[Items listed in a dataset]
+ + + + + + +

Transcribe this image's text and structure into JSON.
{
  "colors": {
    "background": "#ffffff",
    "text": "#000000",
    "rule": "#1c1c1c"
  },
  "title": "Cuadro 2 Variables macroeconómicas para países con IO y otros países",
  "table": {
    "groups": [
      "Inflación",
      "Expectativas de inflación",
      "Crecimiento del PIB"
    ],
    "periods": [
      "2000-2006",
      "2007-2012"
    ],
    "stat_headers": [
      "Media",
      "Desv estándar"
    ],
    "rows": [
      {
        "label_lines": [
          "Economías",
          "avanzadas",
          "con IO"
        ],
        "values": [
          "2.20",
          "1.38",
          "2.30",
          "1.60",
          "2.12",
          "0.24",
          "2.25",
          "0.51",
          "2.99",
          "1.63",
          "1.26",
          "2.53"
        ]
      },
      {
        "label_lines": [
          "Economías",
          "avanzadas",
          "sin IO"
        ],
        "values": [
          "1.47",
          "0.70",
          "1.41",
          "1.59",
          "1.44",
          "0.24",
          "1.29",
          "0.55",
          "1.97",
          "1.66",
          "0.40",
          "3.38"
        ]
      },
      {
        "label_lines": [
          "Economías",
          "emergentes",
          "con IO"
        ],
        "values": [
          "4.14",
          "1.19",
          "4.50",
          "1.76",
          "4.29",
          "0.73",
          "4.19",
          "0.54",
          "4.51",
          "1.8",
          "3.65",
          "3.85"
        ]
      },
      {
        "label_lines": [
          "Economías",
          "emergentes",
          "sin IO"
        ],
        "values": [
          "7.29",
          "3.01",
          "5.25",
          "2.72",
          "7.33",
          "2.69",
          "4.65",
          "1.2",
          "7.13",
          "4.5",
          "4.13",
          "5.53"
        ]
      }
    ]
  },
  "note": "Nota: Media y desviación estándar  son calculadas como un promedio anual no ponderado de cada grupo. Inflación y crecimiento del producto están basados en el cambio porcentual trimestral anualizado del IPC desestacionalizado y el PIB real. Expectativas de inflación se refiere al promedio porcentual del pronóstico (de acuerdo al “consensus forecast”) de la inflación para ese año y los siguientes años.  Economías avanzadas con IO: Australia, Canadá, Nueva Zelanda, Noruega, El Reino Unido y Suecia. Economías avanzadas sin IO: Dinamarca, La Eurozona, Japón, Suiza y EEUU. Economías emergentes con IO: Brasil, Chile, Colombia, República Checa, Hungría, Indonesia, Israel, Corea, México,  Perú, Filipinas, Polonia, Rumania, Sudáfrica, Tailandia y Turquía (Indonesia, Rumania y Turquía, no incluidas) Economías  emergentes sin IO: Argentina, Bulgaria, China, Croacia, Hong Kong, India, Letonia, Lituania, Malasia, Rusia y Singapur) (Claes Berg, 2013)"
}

+ + + + + + +

**Aim**:
Reproduce the data in its entirety, matching each character.

**In response**:
Transcribe this image's text and structure into JSON.
{
  "colors": {
    "background": "#ffffff",
    "text": "#000000",
    "rule": "#1c1c1c"
  },
  "title": "Cuadro 2 Variables macroeconómicas para países con IO y otros países",
  "table": {
    "groups": [
      "Inflación",
      "Expectativas de inflación",
      "Crecimiento del PIB"
    ],
    "periods": [
      "2000-2006",
      "2007-2012"
    ],
    "stat_headers": [
      "Media",
      "Desv estándar"
    ],
    "rows": [
      {
        "label_lines": [
          "Economías",
          "avanzadas",
          "con IO"
        ],
        "values": [
          "2.20",
          "1.38",
          "2.30",
          "1.60",
          "2.12",
          "0.24",
          "2.25",
          "0.51",
          "2.99",
          "1.63",
          "1.26",
          "2.53"
        ]
      },
      {
        "label_lines": [
          "Economías",
          "avanzadas",
          "sin IO"
        ],
        "values": [
          "1.47",
          "0.70",
          "1.41",
          "1.59",
          "1.44",
          "0.24",
          "1.29",
          "0.55",
          "1.97",
          "1.66",
          "0.40",
          "3.38"
        ]
      },
      {
        "label_lines": [
          "Economías",
          "emergentes",
          "con IO"
        ],
        "values": [
          "4.14",
          "1.19",
          "4.50",
          "1.76",
          "4.29",
          "0.73",
          "4.19",
          "0.54",
          "4.51",
          "1.8",
          "3.65",
          "3.85"
        ]
      },
      {
        "label_lines": [
          "Economías",
          "emergentes",
          "sin IO"
        ],
        "values": [
          "7.29",
          "3.01",
          "5.25",
          "2.72",
          "7.33",
          "2.69",
          "4.65",
          "1.2",
          "7.13",
          "4.5",
          "4.13",
          "5.53"
        ]
      }
    ]
  },
  "note": "Nota: Media y desviación estándar  son calculadas como un promedio anual no ponderado de cada grupo. Inflación y crecimiento del producto están basados en el cambio porcentual trimestral anualizado del IPC desestacionalizado y el PIB real. Expectativas de inflación se refiere al promedio porcentual del pronóstico (de acuerdo al “consensus forecast”) de la inflación para ese año y los siguientes años.  Economías avanzadas con IO: Australia, Canadá, Nueva Zelanda, Noruega, El Reino Unido y Suecia. Economías avanzadas sin IO: Dinamarca, La Eurozona, Japón, Suiza y EEUU. Economías emergentes con IO: Brasil, Chile, Colombia, República Checa, Hungría, Indonesia, Israel, Corea, México,  Perú, Filipinas, Polonia, Rumania, Sudáfrica, Tailandia y Turquía (Indonesia, Rumania y Turquía, no incluidas) Economías  emergentes sin IO: Argentina, Bulgaria, China, Croacia, Hong Kong, India, Letonia, Lituania, Malasia, Rusia y Singapur) (Claes Berg, 2013)"
}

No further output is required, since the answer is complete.